GIVEN TASK: Print all of the data exactly as written.
* * * * *
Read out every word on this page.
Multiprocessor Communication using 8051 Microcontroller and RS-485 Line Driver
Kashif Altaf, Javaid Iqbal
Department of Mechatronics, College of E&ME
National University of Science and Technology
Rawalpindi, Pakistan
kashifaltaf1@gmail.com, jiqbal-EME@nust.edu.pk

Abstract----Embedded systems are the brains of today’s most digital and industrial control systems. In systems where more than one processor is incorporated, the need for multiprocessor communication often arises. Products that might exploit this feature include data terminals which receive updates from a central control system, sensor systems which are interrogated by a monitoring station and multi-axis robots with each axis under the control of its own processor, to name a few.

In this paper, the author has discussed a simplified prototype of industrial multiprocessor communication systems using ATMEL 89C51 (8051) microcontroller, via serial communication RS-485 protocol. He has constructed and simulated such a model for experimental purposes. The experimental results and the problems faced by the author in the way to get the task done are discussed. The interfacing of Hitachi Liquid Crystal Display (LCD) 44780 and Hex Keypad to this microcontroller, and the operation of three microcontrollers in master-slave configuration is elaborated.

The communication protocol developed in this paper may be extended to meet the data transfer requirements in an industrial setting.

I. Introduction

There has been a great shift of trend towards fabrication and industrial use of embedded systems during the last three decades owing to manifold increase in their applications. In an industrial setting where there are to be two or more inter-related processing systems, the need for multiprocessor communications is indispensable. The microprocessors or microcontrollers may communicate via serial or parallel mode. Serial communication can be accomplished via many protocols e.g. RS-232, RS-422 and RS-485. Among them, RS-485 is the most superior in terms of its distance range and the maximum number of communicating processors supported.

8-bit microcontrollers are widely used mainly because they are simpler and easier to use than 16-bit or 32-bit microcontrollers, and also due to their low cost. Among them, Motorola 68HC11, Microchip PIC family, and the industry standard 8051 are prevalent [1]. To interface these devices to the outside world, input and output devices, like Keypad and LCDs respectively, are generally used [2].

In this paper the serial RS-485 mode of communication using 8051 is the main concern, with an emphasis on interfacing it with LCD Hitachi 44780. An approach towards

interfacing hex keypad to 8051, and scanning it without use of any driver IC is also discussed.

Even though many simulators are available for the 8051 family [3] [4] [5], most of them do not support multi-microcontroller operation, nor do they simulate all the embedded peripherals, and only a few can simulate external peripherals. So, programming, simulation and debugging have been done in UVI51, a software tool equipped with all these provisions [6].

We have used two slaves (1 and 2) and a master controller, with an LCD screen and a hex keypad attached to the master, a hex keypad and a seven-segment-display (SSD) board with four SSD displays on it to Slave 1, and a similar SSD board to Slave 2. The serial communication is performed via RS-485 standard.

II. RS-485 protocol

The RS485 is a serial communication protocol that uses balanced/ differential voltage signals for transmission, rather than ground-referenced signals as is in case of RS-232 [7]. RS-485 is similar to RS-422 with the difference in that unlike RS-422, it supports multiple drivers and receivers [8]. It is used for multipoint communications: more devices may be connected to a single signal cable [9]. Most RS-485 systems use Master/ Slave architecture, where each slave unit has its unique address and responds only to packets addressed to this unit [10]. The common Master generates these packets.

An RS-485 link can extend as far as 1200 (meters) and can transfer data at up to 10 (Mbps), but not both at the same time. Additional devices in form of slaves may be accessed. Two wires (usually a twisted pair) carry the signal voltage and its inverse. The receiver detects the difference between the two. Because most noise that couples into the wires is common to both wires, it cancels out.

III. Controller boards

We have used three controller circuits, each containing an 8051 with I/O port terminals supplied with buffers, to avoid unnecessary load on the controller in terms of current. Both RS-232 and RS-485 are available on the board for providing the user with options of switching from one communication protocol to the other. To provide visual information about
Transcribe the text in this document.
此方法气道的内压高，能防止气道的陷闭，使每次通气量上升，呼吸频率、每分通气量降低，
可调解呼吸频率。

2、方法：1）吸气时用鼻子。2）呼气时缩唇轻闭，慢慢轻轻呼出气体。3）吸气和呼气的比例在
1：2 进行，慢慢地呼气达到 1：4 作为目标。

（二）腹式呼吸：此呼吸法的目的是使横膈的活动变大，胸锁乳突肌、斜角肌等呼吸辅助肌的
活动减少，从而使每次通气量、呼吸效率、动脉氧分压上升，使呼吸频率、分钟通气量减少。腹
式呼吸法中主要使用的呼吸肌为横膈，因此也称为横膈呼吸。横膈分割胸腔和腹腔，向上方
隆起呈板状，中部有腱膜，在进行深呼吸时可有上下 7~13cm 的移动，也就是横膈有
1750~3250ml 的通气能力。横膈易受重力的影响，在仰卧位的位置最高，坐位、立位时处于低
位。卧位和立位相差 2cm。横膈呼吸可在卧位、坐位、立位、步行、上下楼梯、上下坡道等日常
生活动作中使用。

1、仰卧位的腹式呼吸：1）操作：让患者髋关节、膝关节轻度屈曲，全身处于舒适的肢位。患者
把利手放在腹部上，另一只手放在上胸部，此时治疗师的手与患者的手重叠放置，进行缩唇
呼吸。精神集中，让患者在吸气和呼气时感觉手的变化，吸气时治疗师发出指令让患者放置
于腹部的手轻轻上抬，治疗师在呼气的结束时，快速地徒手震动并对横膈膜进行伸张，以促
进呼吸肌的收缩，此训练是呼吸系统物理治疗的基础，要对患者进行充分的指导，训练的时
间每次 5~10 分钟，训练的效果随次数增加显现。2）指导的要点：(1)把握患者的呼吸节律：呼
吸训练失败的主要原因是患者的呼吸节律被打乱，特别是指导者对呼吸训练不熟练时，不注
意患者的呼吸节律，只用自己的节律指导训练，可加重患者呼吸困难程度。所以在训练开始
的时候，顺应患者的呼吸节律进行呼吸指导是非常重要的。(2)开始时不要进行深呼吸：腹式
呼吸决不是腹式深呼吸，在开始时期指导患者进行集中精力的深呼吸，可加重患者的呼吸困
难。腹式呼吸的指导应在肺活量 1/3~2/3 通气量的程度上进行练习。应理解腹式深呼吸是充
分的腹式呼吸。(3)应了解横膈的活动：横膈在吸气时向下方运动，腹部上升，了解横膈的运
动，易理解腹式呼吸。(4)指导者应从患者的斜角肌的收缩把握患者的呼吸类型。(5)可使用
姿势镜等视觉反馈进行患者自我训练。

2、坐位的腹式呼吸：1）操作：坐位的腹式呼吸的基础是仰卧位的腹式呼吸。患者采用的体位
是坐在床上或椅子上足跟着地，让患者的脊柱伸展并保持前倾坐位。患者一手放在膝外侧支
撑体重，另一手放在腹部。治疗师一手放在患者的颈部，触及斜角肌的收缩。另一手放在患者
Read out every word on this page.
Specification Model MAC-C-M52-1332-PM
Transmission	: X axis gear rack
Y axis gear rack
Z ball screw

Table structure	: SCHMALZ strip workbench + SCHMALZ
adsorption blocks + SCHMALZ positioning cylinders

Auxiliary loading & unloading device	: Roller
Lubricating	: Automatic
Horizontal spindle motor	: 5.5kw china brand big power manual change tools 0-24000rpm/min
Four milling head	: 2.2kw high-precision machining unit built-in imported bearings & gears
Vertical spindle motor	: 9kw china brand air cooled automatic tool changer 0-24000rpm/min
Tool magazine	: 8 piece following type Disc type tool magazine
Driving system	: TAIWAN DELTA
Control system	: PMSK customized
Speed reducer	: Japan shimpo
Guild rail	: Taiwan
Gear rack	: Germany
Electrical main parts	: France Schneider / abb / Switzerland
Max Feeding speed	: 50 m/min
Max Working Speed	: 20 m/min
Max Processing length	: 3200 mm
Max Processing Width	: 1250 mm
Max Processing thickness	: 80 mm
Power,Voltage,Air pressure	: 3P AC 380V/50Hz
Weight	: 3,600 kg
* * * * *
TASK RESULT:
Read out every word on this page.
Multiprocessor Communication using 8051 Microcontroller and RS-485 Line Driver
Kashif Altaf, Javaid Iqbal
Department of Mechatronics, College of E&ME
National University of Science and Technology
Rawalpindi, Pakistan
kashifaltaf1@gmail.com, jiqbal-EME@nust.edu.pk

Abstract----Embedded systems are the brains of today’s most digital and industrial control systems. In systems where more than one processor is incorporated, the need for multiprocessor communication often arises. Products that might exploit this feature include data terminals which receive updates from a central control system, sensor systems which are interrogated by a monitoring station and multi-axis robots with each axis under the control of its own processor, to name a few.

In this paper, the author has discussed a simplified prototype of industrial multiprocessor communication systems using ATMEL 89C51 (8051) microcontroller, via serial communication RS-485 protocol. He has constructed and simulated such a model for experimental purposes. The experimental results and the problems faced by the author in the way to get the task done are discussed. The interfacing of Hitachi Liquid Crystal Display (LCD) 44780 and Hex Keypad to this microcontroller, and the operation of three microcontrollers in master-slave configuration is elaborated.

The communication protocol developed in this paper may be extended to meet the data transfer requirements in an industrial setting.

I. Introduction

There has been a great shift of trend towards fabrication and industrial use of embedded systems during the last three decades owing to manifold increase in their applications. In an industrial setting where there are to be two or more inter-related processing systems, the need for multiprocessor communications is indispensable. The microprocessors or microcontrollers may communicate via serial or parallel mode. Serial communication can be accomplished via many protocols e.g. RS-232, RS-422 and RS-485. Among them, RS-485 is the most superior in terms of its distance range and the maximum number of communicating processors supported.

8-bit microcontrollers are widely used mainly because they are simpler and easier to use than 16-bit or 32-bit microcontrollers, and also due to their low cost. Among them, Motorola 68HC11, Microchip PIC family, and the industry standard 8051 are prevalent [1]. To interface these devices to the outside world, input and output devices, like Keypad and LCDs respectively, are generally used [2].

In this paper the serial RS-485 mode of communication using 8051 is the main concern, with an emphasis on interfacing it with LCD Hitachi 44780. An approach towards

interfacing hex keypad to 8051, and scanning it without use of any driver IC is also discussed.

Even though many simulators are available for the 8051 family [3] [4] [5], most of them do not support multi-microcontroller operation, nor do they simulate all the embedded peripherals, and only a few can simulate external peripherals. So, programming, simulation and debugging have been done in UVI51, a software tool equipped with all these provisions [6].

We have used two slaves (1 and 2) and a master controller, with an LCD screen and a hex keypad attached to the master, a hex keypad and a seven-segment-display (SSD) board with four SSD displays on it to Slave 1, and a similar SSD board to Slave 2. The serial communication is performed via RS-485 standard.

II. RS-485 protocol

The RS485 is a serial communication protocol that uses balanced/ differential voltage signals for transmission, rather than ground-referenced signals as is in case of RS-232 [7]. RS-485 is similar to RS-422 with the difference in that unlike RS-422, it supports multiple drivers and receivers [8]. It is used for multipoint communications: more devices may be connected to a single signal cable [9]. Most RS-485 systems use Master/ Slave architecture, where each slave unit has its unique address and responds only to packets addressed to this unit [10]. The common Master generates these packets.

An RS-485 link can extend as far as 1200 (meters) and can transfer data at up to 10 (Mbps), but not both at the same time. Additional devices in form of slaves may be accessed. Two wires (usually a twisted pair) carry the signal voltage and its inverse. The receiver detects the difference between the two. Because most noise that couples into the wires is common to both wires, it cancels out.

III. Controller boards

We have used three controller circuits, each containing an 8051 with I/O port terminals supplied with buffers, to avoid unnecessary load on the controller in terms of current. Both RS-232 and RS-485 are available on the board for providing the user with options of switching from one communication protocol to the other. To provide visual information about
Transcribe the text in this document.
此方法气道的内压高，能防止气道的陷闭，使每次通气量上升，呼吸频率、每分通气量降低，
可调解呼吸频率。

2、方法：1）吸气时用鼻子。2）呼气时缩唇轻闭，慢慢轻轻呼出气体。3）吸气和呼气的比例在
1：2 进行，慢慢地呼气达到 1：4 作为目标。

（二）腹式呼吸：此呼吸法的目的是使横膈的活动变大，胸锁乳突肌、斜角肌等呼吸辅助肌的
活动减少，从而使每次通气量、呼吸效率、动脉氧分压上升，使呼吸频率、分钟通气量减少。腹
式呼吸法中主要使用的呼吸肌为横膈，因此也称为横膈呼吸。横膈分割胸腔和腹腔，向上方
隆起呈板状，中部有腱膜，在进行深呼吸时可有上下 7~13cm 的移动，也就是横膈有
1750~3250ml 的通气能力。横膈易受重力的影响，在仰卧位的位置最高，坐位、立位时处于低
位。卧位和立位相差 2cm。横膈呼吸可在卧位、坐位、立位、步行、上下楼梯、上下坡道等日常
生活动作中使用。

1、仰卧位的腹式呼吸：1）操作：让患者髋关节、膝关节轻度屈曲，全身处于舒适的肢位。患者
把利手放在腹部上，另一只手放在上胸部，此时治疗师的手与患者的手重叠放置，进行缩唇
呼吸。精神集中，让患者在吸气和呼气时感觉手的变化，吸气时治疗师发出指令让患者放置
于腹部的手轻轻上抬，治疗师在呼气的结束时，快速地徒手震动并对横膈膜进行伸张，以促
进呼吸肌的收缩，此训练是呼吸系统物理治疗的基础，要对患者进行充分的指导，训练的时
间每次 5~10 分钟，训练的效果随次数增加显现。2）指导的要点：(1)把握患者的呼吸节律：呼
吸训练失败的主要原因是患者的呼吸节律被打乱，特别是指导者对呼吸训练不熟练时，不注
意患者的呼吸节律，只用自己的节律指导训练，可加重患者呼吸困难程度。所以在训练开始
的时候，顺应患者的呼吸节律进行呼吸指导是非常重要的。(2)开始时不要进行深呼吸：腹式
呼吸决不是腹式深呼吸，在开始时期指导患者进行集中精力的深呼吸，可加重患者的呼吸困
难。腹式呼吸的指导应在肺活量 1/3~2/3 通气量的程度上进行练习。应理解腹式深呼吸是充
分的腹式呼吸。(3)应了解横膈的活动：横膈在吸气时向下方运动，腹部上升，了解横膈的运
动，易理解腹式呼吸。(4)指导者应从患者的斜角肌的收缩把握患者的呼吸类型。(5)可使用
姿势镜等视觉反馈进行患者自我训练。

2、坐位的腹式呼吸：1）操作：坐位的腹式呼吸的基础是仰卧位的腹式呼吸。患者采用的体位
是坐在床上或椅子上足跟着地，让患者的脊柱伸展并保持前倾坐位。患者一手放在膝外侧支
撑体重，另一手放在腹部。治疗师一手放在患者的颈部，触及斜角肌的收缩。另一手放在患者
Read out every word on this page.
Specification Model MAC-C-M52-1332-PM
Transmission	: X axis gear rack
Y axis gear rack
Z ball screw

Table structure	: SCHMALZ strip workbench + SCHMALZ
adsorption blocks + SCHMALZ positioning cylinders

Auxiliary loading & unloading device	: Roller
Lubricating	: Automatic
Horizontal spindle motor	: 5.5kw china brand big power manual change tools 0-24000rpm/min
Four milling head	: 2.2kw high-precision machining unit built-in imported bearings & gears
Vertical spindle motor	: 9kw china brand air cooled automatic tool changer 0-24000rpm/min
Tool magazine	: 8 piece following type Disc type tool magazine
Driving system	: TAIWAN DELTA
Control system	: PMSK customized
Speed reducer	: Japan shimpo
Guild rail	: Taiwan
Gear rack	: Germany
Electrical main parts	: France Schneider / abb / Switzerland
Max Feeding speed	: 50 m/min
Max Working Speed	: 20 m/min
Max Processing length	: 3200 mm
Max Processing Width	: 1250 mm
Max Processing thickness	: 80 mm
Power,Voltage,Air pressure	: 3P AC 380V/50Hz
Weight	: 3,600 kg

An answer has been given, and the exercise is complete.